Quoted passage:
.....

2 pointsby mips_avatar6 hours ago2 comments
  • nuky5 hours ago
    Sounds interesting. What's the stack under the hood?
    • mips_avatar5 hours ago
      Mostly usearch since pgvector had some perf problems, though I use postgres during my ingestion stage since postgis is so good. I segment my hnsw indexes by multipe h3 levels.
      • nuky5 hours ago
        Nice. And how do you handle candidates near H3 boundaries?
        • mips_avatar5 hours ago
          So I don't support queries with a radius larger than 50km (if an AI agent doesn't know where it's looking within 50km there usually is a context issue upstream), but i have a larger h3 index and a tighter h3 index. Then I have a router that tries to find the correct h3 indexes for each query. For some queries I'll need up to 3 searches, but most map to a single search. (sorry I probably won't be able to reply below here since the max hn comment depth is 4)
          • mips_avatar5 hours ago
            Reply to your comment below this (since hn limits comment depth to 4). The 40ms latency is an average but 90% of queries are getting routed to a single index, latency is worse when the routing goes to 3. Since I already batch the embedding generation I should be able to get hard queries down to like 50ms.
          • nuky5 hours ago
            Makes sense. What about latency? for typical and hard queries
  • mips_avatar6 hours ago
    Author here if you have any questions

.....

[Records from a collection]
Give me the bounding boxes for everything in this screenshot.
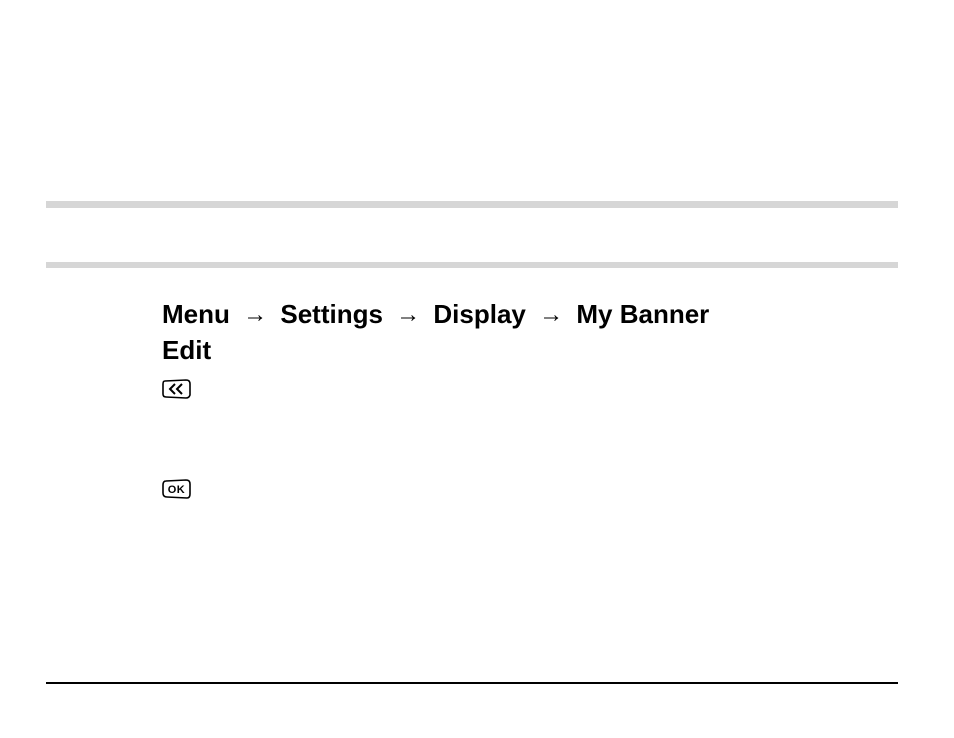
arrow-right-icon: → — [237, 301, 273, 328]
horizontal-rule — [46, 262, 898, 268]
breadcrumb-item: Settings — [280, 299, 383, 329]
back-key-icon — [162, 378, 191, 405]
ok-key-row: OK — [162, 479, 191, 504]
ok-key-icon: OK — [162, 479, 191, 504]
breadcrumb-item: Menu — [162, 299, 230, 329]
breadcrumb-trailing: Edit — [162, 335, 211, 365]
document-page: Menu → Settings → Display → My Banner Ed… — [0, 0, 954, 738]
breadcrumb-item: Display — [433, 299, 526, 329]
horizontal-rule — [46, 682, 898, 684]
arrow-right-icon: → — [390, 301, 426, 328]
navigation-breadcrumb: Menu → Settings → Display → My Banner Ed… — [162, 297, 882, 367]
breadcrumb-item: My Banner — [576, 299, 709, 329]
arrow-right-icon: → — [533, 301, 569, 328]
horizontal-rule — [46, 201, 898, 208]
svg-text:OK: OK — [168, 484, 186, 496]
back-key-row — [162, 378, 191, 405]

.....

Answer the following questions using the forum thread:
1. Which library does the author mostly use in place of pgvector?
2. What is the largest query radius the author supports?
3. What average latency does the author report?
The material was drawn from a separate source.

1. Usearch.
2. 50km.
3. 40ms.